SOURCE TEXT:
====================

ENTEGRIS, INC. Restricted Stock Award Agreement

EX-10.2 3 dex102.htm FORM OF ENTEGRIS, INC. RESTRICTED STOCK AWARD AGREEMENT Form of Entegris, Inc. Restricted Stock Award Agreement

Exhibit 10.2

 

       
        Name of Employee (“Employee”)

 

ENTEGRIS, INC.

Restricted Stock Award Agreement

 

In consideration of services rendered by Employee to Entegris, Inc. (the “Company”) the undersigned Employee: (i) acknowledges that Employee has received an award (the “Award”) of restricted stock from the Company under the [Mykrolis Entegris, Inc. 2001 Equity Incentive Plan or Entegris –Entegris, Inc. 1999 Long-Term Incentive and Stock Option Plan] (the “Plan”), subject to the terms set forth below and to the terms of the Plan; (ii) further acknowledges receipt of a copy of the Plan as in effect on the effective date hereof; and (iii) agrees with the Company as follows:

 

  1. Effective Date. This Agreement shall take effect as of [Mykrolis – August 16, 2005; Entegris – August 10, 2005], which is the date of grant of the Award.

 

  2. Shares Subject to Award. The Award consists of              shares (the “Shares”) of the Common Stock, $0.01 par value, of the Company (“Stock”). The undersigned’s rights to the Shares are subject to the restrictions described in this Agreement and in the Plan (which is incorporated herein by reference with the same effect as if set forth herein in full) in addition to such other restrictions, if any, as may be imposed by law.

 

  3. Meaning of Certain Terms. Except as otherwise expressly provided, all terms used herein shall have the same meaning as in the Plan. The term “vest” as used herein with respect to any Share means the lapsing of the restrictions described herein with respect to such Share.

 

  4. Nontransferability of Shares. The Shares acquired by the undersigned pursuant to this Agreement shall not be sold, transferred, pledged, assigned or otherwise encumbered or disposed of except as provided below and in the Plan.

====================

MATERIAL:
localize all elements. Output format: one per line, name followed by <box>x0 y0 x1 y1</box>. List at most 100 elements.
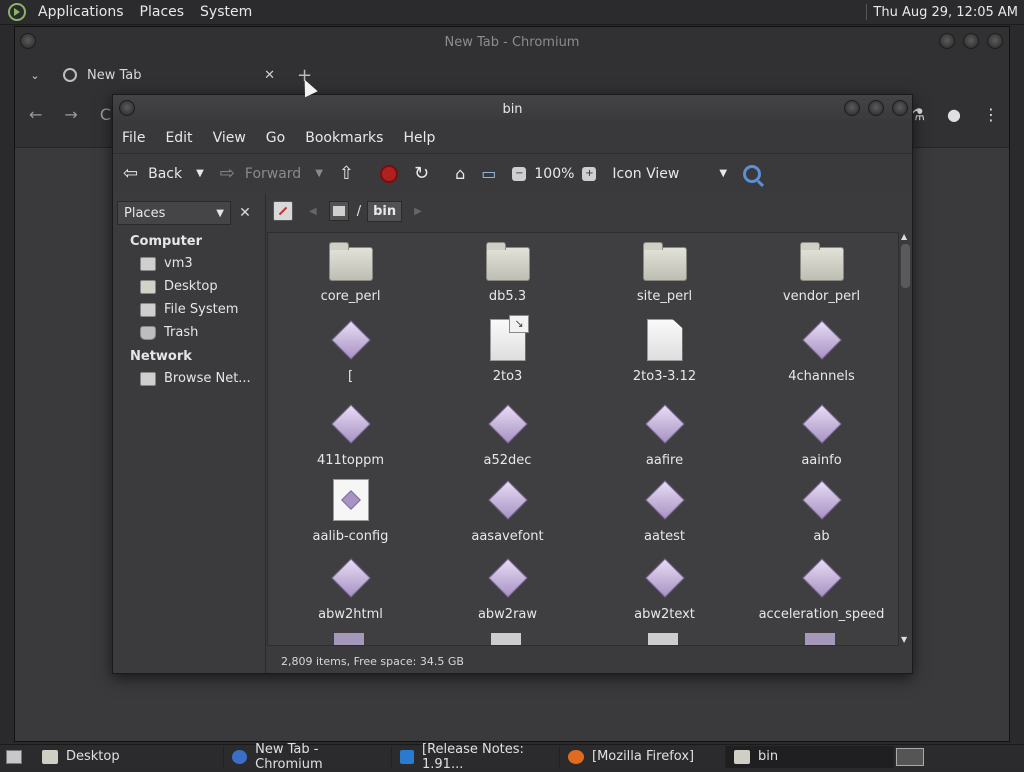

====================

Extract the passage of the restricted stock agreement that begins at the words "4. Nontransferability of" and stops after the words "and in the Plan.". The material shown above stands apart from the restricted stock agreement.

RESPONSE:
4. Nontransferability of Shares. The Shares acquired by the undersigned pursuant to this Agreement shall not be sold, transferred, pledged, assigned or otherwise encumbered or disposed of except as provided below and in the Plan.